Set task
Copy the records below line for line, without changing a single character.

[Begin Data excerpts]

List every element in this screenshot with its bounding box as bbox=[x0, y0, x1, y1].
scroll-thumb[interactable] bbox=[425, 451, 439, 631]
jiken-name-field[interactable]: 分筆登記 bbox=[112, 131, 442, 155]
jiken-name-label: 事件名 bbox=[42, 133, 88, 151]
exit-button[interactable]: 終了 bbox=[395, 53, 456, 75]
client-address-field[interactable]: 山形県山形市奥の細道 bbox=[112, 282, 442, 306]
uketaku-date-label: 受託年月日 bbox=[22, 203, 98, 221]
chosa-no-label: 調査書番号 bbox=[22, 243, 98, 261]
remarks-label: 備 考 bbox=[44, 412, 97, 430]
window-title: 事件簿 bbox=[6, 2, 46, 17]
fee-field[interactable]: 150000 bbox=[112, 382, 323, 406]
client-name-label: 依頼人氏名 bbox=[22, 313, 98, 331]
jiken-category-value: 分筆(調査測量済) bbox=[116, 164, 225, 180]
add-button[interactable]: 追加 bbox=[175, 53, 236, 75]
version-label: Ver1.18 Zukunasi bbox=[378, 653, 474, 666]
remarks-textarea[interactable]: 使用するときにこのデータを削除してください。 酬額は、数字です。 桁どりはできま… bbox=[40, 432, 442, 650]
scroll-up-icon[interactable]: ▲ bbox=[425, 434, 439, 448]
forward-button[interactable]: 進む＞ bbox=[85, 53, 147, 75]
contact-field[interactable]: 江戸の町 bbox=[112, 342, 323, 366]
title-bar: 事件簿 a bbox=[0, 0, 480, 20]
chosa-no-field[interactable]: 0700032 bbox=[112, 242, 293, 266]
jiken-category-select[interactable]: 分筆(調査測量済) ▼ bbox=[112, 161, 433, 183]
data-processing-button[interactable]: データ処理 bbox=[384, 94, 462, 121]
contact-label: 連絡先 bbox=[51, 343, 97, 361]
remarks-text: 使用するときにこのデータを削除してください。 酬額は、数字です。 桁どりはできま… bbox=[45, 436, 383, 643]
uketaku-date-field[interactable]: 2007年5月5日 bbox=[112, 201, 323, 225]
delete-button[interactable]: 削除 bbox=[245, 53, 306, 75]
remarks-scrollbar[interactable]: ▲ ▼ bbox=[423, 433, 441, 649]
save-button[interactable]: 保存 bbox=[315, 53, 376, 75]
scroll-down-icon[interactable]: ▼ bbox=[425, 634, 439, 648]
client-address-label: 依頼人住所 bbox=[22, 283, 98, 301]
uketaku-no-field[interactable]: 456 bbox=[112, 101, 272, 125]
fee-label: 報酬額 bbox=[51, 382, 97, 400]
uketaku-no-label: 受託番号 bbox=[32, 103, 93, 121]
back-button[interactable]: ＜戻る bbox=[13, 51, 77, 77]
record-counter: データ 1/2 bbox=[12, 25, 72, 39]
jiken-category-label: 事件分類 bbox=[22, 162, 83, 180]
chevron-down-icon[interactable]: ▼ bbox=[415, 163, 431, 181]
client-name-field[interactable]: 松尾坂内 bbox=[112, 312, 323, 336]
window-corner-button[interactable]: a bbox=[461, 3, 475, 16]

[End Data excerpts]

Exercise solution
List every element in this screenshot with its bounding box as bbox=[x0, y0, x1, y1].
scroll-thumb[interactable] bbox=[425, 451, 439, 631]
jiken-name-field[interactable]: 分筆登記 bbox=[112, 131, 442, 155]
jiken-name-label: 事件名 bbox=[42, 133, 88, 151]
exit-button[interactable]: 終了 bbox=[395, 53, 456, 75]
client-address-field[interactable]: 山形県山形市奥の細道 bbox=[112, 282, 442, 306]
uketaku-date-label: 受託年月日 bbox=[22, 203, 98, 221]
chosa-no-label: 調査書番号 bbox=[22, 243, 98, 261]
remarks-label: 備 考 bbox=[44, 412, 97, 430]
window-title: 事件簿 bbox=[6, 2, 46, 17]
fee-field[interactable]: 150000 bbox=[112, 382, 323, 406]
client-name-label: 依頼人氏名 bbox=[22, 313, 98, 331]
jiken-category-value: 分筆(調査測量済) bbox=[116, 164, 225, 180]
add-button[interactable]: 追加 bbox=[175, 53, 236, 75]
version-label: Ver1.18 Zukunasi bbox=[378, 653, 474, 666]
remarks-textarea[interactable]: 使用するときにこのデータを削除してください。 酬額は、数字です。 桁どりはできま… bbox=[40, 432, 442, 650]
scroll-up-icon[interactable]: ▲ bbox=[425, 434, 439, 448]
forward-button[interactable]: 進む＞ bbox=[85, 53, 147, 75]
contact-field[interactable]: 江戸の町 bbox=[112, 342, 323, 366]
title-bar: 事件簿 a bbox=[0, 0, 480, 20]
chosa-no-field[interactable]: 0700032 bbox=[112, 242, 293, 266]
jiken-category-select[interactable]: 分筆(調査測量済) ▼ bbox=[112, 161, 433, 183]
data-processing-button[interactable]: データ処理 bbox=[384, 94, 462, 121]
contact-label: 連絡先 bbox=[51, 343, 97, 361]
remarks-text: 使用するときにこのデータを削除してください。 酬額は、数字です。 桁どりはできま… bbox=[45, 436, 383, 643]
uketaku-date-field[interactable]: 2007年5月5日 bbox=[112, 201, 323, 225]
delete-button[interactable]: 削除 bbox=[245, 53, 306, 75]
remarks-scrollbar[interactable]: ▲ ▼ bbox=[423, 433, 441, 649]
save-button[interactable]: 保存 bbox=[315, 53, 376, 75]
scroll-down-icon[interactable]: ▼ bbox=[425, 634, 439, 648]
client-address-label: 依頼人住所 bbox=[22, 283, 98, 301]
uketaku-no-field[interactable]: 456 bbox=[112, 101, 272, 125]
fee-label: 報酬額 bbox=[51, 382, 97, 400]
uketaku-no-label: 受託番号 bbox=[32, 103, 93, 121]
back-button[interactable]: ＜戻る bbox=[13, 51, 77, 77]
record-counter: データ 1/2 bbox=[12, 25, 72, 39]
jiken-category-label: 事件分類 bbox=[22, 162, 83, 180]
chevron-down-icon[interactable]: ▼ bbox=[415, 163, 431, 181]
client-name-field[interactable]: 松尾坂内 bbox=[112, 312, 323, 336]
window-corner-button[interactable]: a bbox=[461, 3, 475, 16]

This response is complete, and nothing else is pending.